- Exercise requirements:
**A)** Rewrite the part of the bike seat article that begins with the words containing "EUGENE, Ore. (AP)" and ends with "So she did.", changing "bicycle" to "bike".
**B)** Pick up the article on the new bike seat design at the point where it stops and write what comes next.

- Extract provided:
_ _ _ _ _ _ _
Woman seeks, invents, new design for bike seats - CanadianBusiness.com

EUGENE, Ore. (AP) — According to Jeri Rutherford, necessity literally is the mother of invention. Seven years ago, on the fourth day of a 400-plus mile bicycle trip from Boise to the West Coast, her backside "was so sore I could hardly stand it," Rutherford said. "I swore then I would invent a better bicycle seat."

So she did.

Not that it was easy. First she had to figure out what was wrong with conventional bike saddles.

"I'm terribly dyslexic. Did you know that 60 percent of inventors are severely dyslexic?" she said. "I can't spell or balance a checkbook, but I can visualize really well. So it wasn't hard to figure out what I needed to create, a seat that would flex and move under the rider."

After coming up with her new-and-improved almost T-shaped design, she had to get a patent, figure out materials, find someone to manufacture the saddle and bring it to market.
_ _ _ _ _ _ _
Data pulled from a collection

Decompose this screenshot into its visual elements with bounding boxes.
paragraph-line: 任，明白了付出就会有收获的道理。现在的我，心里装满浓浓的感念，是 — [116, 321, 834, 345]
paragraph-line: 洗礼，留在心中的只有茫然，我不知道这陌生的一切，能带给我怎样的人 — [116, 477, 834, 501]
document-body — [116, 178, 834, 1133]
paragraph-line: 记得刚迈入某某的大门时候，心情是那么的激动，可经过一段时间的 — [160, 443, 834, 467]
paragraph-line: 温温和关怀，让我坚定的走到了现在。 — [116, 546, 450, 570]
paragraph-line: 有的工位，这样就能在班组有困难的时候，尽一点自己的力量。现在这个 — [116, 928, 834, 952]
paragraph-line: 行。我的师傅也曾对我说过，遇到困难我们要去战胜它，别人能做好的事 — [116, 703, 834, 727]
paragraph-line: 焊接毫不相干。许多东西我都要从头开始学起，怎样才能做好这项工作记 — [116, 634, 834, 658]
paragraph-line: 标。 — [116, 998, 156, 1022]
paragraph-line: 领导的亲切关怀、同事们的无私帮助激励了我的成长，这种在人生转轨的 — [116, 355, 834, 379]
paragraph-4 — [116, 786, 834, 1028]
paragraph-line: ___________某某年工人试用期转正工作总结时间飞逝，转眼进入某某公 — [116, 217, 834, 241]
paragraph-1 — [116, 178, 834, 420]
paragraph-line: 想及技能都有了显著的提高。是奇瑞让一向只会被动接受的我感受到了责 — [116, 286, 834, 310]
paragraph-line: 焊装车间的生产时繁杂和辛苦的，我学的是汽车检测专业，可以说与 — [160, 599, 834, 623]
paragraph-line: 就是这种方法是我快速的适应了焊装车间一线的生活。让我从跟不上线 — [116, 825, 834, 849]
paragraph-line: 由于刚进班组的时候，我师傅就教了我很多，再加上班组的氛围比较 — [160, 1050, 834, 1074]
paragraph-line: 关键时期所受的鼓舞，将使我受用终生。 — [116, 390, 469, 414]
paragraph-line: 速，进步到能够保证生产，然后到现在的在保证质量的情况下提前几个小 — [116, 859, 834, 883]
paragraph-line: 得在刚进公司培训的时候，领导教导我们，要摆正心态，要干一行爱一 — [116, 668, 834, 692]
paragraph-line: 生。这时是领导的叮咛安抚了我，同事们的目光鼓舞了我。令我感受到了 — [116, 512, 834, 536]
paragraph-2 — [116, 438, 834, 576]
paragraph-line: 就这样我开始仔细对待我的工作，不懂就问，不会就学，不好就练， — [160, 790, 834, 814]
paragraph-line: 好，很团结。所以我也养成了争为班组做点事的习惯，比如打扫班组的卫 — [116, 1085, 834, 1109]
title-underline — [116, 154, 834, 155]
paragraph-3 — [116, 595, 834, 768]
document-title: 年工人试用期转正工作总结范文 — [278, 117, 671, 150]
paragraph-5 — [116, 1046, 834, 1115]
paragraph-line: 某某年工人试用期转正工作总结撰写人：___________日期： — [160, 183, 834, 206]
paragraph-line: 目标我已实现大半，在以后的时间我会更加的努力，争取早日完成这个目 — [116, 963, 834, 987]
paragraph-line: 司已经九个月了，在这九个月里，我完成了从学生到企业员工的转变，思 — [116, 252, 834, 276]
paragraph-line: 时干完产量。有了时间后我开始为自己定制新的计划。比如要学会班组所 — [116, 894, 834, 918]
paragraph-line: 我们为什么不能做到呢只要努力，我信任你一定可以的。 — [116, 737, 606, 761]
_ _ _ _ _ _ _
- Response list:
**A)**
EUGENE, Ore. (AP) — According to Jeri Rutherford, necessity literally is the mother of invention. Seven years ago, on the fourth day of a 400-plus mile bike trip from Boise to the West Coast, her backside "was so sore I could hardly stand it," Rutherford said. "I swore then I would invent a better bike seat."

So she did.

**B)**
All that took until last December, and so far this year her company, RideOut Technologies, has moved 1,800 of her Carbon Comfort Saddles. Customers range "from gearheads to grandmas," Rutherford said, "from people in their 70s to young guys in their 30s."

That's because many standard bicycle seats don't discriminate — they make biking life equally uncomfortable for just about everyone, she said.

Rutherford is an avid, lifelong bicyclist. She is a Eugene native, born on Hilliard Lane off River Road. She grew up on the banks of Fern Ridge Lake and graduated from Junction City High School. Now at 53, she still rides 60 miles a week, down from her younger days when a 50-mile day wasn't unusual on a weekend.

She started her seat project by contacting a person who builds boots for Olympic skaters.

"Those shoes flex, and that's what I realized needs to happen with a bike saddle, too," she said. That led to injecting carbon fibers into a mold, to give just a bit of movement to the baseplate of the seat.

Then came the underpinnings.

"On a regular bike seat, the post goes right into the seat, and that can be really miserable in terms of comfort on a long ride," Rutherford said. "On my bike saddles, the post goes into a rail, and underneath the seat there's a crossbow-type suspension — that's what I got a patent on — that absorbs shock and also flexes a bit from left to right. It keeps the blood flow in the seat from getting constricted. That's what causes pain, when the muscles are screaming for more oxygen, and instead, it's getting cut off."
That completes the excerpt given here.